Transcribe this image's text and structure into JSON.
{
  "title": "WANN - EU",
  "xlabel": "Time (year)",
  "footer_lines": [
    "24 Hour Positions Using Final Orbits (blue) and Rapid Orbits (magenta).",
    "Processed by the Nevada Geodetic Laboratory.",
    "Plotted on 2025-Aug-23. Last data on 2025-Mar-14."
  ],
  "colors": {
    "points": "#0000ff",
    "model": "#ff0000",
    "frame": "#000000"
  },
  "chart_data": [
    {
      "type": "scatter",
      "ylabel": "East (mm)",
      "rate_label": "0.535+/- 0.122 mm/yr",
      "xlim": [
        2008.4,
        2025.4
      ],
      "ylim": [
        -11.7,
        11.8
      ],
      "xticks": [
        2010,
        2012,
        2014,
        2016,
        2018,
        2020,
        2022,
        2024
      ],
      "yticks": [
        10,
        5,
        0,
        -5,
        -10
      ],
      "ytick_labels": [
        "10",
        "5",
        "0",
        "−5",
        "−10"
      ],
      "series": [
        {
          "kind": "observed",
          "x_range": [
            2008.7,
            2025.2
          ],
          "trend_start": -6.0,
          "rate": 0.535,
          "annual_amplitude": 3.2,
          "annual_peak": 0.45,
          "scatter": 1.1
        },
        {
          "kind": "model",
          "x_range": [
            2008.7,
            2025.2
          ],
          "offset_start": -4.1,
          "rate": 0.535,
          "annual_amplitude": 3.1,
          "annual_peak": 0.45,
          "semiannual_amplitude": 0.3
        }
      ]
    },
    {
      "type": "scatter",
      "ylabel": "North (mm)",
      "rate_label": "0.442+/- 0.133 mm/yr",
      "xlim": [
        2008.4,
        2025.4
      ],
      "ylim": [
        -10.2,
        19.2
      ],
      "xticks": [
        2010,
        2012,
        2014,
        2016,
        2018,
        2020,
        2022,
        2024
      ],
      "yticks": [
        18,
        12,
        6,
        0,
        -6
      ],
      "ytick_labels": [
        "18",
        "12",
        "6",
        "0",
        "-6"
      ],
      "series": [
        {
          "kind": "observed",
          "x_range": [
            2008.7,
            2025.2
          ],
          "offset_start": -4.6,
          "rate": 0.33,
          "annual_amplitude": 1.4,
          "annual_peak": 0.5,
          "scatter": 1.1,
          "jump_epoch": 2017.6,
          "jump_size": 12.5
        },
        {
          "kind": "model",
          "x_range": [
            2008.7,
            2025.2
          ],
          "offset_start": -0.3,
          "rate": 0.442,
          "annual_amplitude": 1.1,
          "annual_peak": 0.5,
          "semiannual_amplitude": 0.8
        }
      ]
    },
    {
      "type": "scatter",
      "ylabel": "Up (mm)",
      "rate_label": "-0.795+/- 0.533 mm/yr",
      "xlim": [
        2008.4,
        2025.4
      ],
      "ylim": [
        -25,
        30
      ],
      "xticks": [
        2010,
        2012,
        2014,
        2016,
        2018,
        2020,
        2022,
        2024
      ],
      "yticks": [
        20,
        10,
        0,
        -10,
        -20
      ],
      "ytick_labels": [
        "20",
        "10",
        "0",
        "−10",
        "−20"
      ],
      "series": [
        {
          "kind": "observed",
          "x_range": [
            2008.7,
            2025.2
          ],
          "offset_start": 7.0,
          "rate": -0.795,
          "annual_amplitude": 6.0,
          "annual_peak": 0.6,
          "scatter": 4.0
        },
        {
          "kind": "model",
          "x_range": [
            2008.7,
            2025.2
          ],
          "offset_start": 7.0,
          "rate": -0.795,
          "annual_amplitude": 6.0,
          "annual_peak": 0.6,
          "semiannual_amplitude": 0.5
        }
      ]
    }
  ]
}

________________________________________

■ **What to produce**: Transcribe every entry exactly.

■ **Exercise answer**:
Transcribe this image's text and structure into JSON.
{
  "title": "WANN - EU",
  "xlabel": "Time (year)",
  "footer_lines": [
    "24 Hour Positions Using Final Orbits (blue) and Rapid Orbits (magenta).",
    "Processed by the Nevada Geodetic Laboratory.",
    "Plotted on 2025-Aug-23. Last data on 2025-Mar-14."
  ],
  "colors": {
    "points": "#0000ff",
    "model": "#ff0000",
    "frame": "#000000"
  },
  "chart_data": [
    {
      "type": "scatter",
      "ylabel": "East (mm)",
      "rate_label": "0.535+/- 0.122 mm/yr",
      "xlim": [
        2008.4,
        2025.4
      ],
      "ylim": [
        -11.7,
        11.8
      ],
      "xticks": [
        2010,
        2012,
        2014,
        2016,
        2018,
        2020,
        2022,
        2024
      ],
      "yticks": [
        10,
        5,
        0,
        -5,
        -10
      ],
      "ytick_labels": [
        "10",
        "5",
        "0",
        "−5",
        "−10"
      ],
      "series": [
        {
          "kind": "observed",
          "x_range": [
            2008.7,
            2025.2
          ],
          "trend_start": -6.0,
          "rate": 0.535,
          "annual_amplitude": 3.2,
          "annual_peak": 0.45,
          "scatter": 1.1
        },
        {
          "kind": "model",
          "x_range": [
            2008.7,
            2025.2
          ],
          "offset_start": -4.1,
          "rate": 0.535,
          "annual_amplitude": 3.1,
          "annual_peak": 0.45,
          "semiannual_amplitude": 0.3
        }
      ]
    },
    {
      "type": "scatter",
      "ylabel": "North (mm)",
      "rate_label": "0.442+/- 0.133 mm/yr",
      "xlim": [
        2008.4,
        2025.4
      ],
      "ylim": [
        -10.2,
        19.2
      ],
      "xticks": [
        2010,
        2012,
        2014,
        2016,
        2018,
        2020,
        2022,
        2024
      ],
      "yticks": [
        18,
        12,
        6,
        0,
        -6
      ],
      "ytick_labels": [
        "18",
        "12",
        "6",
        "0",
        "-6"
      ],
      "series": [
        {
          "kind": "observed",
          "x_range": [
            2008.7,
            2025.2
          ],
          "offset_start": -4.6,
          "rate": 0.33,
          "annual_amplitude": 1.4,
          "annual_peak": 0.5,
          "scatter": 1.1,
          "jump_epoch": 2017.6,
          "jump_size": 12.5
        },
        {
          "kind": "model",
          "x_range": [
            2008.7,
            2025.2
          ],
          "offset_start": -0.3,
          "rate": 0.442,
          "annual_amplitude": 1.1,
          "annual_peak": 0.5,
          "semiannual_amplitude": 0.8
        }
      ]
    },
    {
      "type": "scatter",
      "ylabel": "Up (mm)",
      "rate_label": "-0.795+/- 0.533 mm/yr",
      "xlim": [
        2008.4,
        2025.4
      ],
      "ylim": [
        -25,
        30
      ],
      "xticks": [
        2010,
        2012,
        2014,
        2016,
        2018,
        2020,
        2022,
        2024
      ],
      "yticks": [
        20,
        10,
        0,
        -10,
        -20
      ],
      "ytick_labels": [
        "20",
        "10",
        "0",
        "−10",
        "−20"
      ],
      "series": [
        {
          "kind": "observed",
          "x_range": [
            2008.7,
            2025.2
          ],
          "offset_start": 7.0,
          "rate": -0.795,
          "annual_amplitude": 6.0,
          "annual_peak": 0.6,
          "scatter": 4.0
        },
        {
          "kind": "model",
          "x_range": [
            2008.7,
            2025.2
          ],
          "offset_start": 7.0,
          "rate": -0.795,
          "annual_amplitude": 6.0,
          "annual_peak": 0.6,
          "semiannual_amplitude": 0.5
        }
      ]
    }
  ]
}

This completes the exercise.